**Written instruction**
Where the data below has the string "JSON", return the whole line.

**Material provided**
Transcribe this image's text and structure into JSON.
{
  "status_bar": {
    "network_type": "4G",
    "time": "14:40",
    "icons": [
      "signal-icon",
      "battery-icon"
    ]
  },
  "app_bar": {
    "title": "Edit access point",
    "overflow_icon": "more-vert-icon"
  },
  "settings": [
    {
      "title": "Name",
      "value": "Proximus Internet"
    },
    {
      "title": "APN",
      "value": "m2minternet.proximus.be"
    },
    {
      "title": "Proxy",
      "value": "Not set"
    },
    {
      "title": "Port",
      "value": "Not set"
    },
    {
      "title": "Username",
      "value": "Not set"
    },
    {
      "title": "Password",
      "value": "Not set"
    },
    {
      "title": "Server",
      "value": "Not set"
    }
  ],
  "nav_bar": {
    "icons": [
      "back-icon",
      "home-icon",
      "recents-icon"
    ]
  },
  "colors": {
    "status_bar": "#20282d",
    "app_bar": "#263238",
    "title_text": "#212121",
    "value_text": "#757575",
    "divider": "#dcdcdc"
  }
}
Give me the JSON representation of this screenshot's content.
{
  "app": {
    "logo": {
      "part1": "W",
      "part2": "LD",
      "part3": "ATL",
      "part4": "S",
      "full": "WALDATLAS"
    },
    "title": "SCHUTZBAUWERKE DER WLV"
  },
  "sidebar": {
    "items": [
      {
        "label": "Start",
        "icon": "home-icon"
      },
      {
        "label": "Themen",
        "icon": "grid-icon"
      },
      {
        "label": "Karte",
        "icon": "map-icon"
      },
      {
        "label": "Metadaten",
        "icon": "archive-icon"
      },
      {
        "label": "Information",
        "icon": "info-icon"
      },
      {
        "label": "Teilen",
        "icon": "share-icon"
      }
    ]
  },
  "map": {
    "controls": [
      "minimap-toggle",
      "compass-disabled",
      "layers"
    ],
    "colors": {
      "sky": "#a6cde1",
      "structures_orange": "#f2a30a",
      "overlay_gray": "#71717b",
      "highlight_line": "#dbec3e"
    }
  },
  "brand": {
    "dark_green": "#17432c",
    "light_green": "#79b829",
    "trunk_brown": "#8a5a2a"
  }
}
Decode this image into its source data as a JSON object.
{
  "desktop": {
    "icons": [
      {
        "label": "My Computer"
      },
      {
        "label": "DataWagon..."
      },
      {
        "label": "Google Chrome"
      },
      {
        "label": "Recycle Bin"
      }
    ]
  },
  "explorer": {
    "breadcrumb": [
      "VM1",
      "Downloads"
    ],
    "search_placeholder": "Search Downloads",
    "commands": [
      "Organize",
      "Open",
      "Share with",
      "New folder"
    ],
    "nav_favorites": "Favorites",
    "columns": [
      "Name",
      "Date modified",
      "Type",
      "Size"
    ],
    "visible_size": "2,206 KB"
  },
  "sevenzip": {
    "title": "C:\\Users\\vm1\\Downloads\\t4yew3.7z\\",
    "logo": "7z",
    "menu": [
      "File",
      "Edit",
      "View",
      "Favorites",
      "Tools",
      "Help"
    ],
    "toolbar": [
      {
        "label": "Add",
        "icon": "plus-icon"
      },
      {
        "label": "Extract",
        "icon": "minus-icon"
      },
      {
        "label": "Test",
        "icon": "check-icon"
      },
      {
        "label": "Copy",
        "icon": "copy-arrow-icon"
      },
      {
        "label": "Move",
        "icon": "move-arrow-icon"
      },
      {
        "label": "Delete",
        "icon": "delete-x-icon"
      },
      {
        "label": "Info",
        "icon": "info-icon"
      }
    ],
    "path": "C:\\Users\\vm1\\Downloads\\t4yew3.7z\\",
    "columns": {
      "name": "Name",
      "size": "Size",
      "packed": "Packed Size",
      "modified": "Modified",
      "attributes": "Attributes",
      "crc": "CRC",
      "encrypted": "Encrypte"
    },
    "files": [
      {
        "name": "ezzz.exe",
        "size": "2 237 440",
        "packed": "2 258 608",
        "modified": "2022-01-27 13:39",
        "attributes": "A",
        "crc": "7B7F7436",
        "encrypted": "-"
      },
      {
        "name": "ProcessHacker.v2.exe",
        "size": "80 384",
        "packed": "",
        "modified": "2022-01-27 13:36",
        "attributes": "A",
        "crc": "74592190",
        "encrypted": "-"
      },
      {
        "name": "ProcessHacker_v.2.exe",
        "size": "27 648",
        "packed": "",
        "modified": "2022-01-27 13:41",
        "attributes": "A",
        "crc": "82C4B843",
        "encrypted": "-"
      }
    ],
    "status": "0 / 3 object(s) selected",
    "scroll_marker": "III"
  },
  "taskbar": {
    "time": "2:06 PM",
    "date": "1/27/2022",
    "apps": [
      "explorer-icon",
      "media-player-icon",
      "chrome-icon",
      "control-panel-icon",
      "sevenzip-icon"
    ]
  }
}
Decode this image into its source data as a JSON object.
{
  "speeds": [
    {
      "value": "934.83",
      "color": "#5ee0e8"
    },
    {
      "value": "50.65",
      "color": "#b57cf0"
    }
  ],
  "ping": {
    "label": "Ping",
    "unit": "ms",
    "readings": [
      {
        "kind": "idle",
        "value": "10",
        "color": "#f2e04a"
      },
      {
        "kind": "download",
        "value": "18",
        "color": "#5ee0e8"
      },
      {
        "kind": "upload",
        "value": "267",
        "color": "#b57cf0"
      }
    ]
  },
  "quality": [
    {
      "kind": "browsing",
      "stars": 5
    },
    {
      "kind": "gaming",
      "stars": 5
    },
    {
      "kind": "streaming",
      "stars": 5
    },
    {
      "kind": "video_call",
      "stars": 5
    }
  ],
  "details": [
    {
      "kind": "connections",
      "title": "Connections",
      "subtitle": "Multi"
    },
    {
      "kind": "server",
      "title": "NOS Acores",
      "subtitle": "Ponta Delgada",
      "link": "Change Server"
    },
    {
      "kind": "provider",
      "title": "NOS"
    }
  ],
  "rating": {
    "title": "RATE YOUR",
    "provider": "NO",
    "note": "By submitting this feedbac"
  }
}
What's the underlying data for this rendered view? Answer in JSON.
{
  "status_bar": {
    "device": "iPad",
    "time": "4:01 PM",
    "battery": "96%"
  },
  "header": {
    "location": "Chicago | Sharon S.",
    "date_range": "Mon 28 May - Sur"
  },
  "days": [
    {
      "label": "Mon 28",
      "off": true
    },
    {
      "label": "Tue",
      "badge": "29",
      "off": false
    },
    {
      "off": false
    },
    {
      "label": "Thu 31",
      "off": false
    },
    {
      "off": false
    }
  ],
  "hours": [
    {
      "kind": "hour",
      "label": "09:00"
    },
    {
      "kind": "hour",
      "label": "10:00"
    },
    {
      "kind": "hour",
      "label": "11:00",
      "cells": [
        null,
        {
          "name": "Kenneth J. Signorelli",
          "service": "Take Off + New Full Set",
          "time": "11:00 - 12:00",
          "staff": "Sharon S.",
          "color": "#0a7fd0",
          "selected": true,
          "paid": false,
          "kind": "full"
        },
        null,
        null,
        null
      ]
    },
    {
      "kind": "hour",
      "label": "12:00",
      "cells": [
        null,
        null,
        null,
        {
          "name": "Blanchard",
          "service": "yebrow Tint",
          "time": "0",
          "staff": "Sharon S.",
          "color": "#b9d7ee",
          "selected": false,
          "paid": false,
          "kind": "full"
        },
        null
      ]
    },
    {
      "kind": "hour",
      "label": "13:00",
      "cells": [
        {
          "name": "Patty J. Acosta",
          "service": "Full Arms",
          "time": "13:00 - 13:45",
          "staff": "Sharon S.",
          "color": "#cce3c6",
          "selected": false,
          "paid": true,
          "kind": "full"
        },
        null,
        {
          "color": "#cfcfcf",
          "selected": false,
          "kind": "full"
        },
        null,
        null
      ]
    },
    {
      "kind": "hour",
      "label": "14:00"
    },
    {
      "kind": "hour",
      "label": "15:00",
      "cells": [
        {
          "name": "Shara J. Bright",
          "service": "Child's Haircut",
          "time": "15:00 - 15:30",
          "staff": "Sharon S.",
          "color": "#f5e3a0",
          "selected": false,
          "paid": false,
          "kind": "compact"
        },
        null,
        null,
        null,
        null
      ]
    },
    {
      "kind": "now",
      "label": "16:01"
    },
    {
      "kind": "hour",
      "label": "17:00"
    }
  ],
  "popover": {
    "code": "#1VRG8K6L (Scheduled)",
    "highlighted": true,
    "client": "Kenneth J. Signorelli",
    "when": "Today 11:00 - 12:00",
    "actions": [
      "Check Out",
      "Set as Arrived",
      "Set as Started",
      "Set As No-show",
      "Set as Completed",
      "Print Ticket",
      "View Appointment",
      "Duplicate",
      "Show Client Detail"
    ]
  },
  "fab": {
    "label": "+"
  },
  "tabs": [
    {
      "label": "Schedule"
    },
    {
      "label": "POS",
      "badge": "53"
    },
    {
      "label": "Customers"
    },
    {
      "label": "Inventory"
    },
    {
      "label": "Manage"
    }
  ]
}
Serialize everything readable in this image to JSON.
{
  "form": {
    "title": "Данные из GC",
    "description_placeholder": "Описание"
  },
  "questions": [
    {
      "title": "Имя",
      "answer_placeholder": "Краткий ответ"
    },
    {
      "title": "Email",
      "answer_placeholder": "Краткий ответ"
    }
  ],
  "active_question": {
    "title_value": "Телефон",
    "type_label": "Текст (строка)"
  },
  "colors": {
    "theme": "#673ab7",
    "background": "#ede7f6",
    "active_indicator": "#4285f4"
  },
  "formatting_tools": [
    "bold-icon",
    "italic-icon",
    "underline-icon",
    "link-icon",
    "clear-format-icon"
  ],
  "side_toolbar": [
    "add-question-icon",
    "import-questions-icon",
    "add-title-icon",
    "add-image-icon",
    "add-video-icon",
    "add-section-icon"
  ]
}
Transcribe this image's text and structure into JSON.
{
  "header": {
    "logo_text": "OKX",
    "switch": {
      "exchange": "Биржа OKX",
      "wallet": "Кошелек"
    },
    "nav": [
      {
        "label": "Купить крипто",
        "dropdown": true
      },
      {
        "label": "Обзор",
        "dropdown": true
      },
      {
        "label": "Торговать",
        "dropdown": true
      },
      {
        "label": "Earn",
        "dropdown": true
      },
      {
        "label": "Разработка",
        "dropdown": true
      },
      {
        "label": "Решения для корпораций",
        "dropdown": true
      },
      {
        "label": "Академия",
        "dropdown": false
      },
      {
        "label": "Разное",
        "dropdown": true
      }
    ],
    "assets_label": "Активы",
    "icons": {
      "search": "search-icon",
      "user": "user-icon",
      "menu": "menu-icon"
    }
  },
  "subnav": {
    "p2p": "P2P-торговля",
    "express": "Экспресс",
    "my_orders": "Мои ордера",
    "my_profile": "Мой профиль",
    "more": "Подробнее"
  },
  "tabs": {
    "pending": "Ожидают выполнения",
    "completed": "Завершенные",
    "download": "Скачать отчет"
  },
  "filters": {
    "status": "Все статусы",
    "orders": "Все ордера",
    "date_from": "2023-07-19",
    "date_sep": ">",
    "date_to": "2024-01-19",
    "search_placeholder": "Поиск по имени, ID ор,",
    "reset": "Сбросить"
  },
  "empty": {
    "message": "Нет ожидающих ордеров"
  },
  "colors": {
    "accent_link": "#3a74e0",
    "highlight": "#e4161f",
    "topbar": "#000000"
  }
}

**Response for this exercise**
Transcribe this image's text and structure into JSON.
Give me the JSON representation of this screenshot's content.
Decode this image into its source data as a JSON object.
Decode this image into its source data as a JSON object.
What's the underlying data for this rendered view? Answer in JSON.
Serialize everything readable in this image to JSON.
Transcribe this image's text and structure into JSON.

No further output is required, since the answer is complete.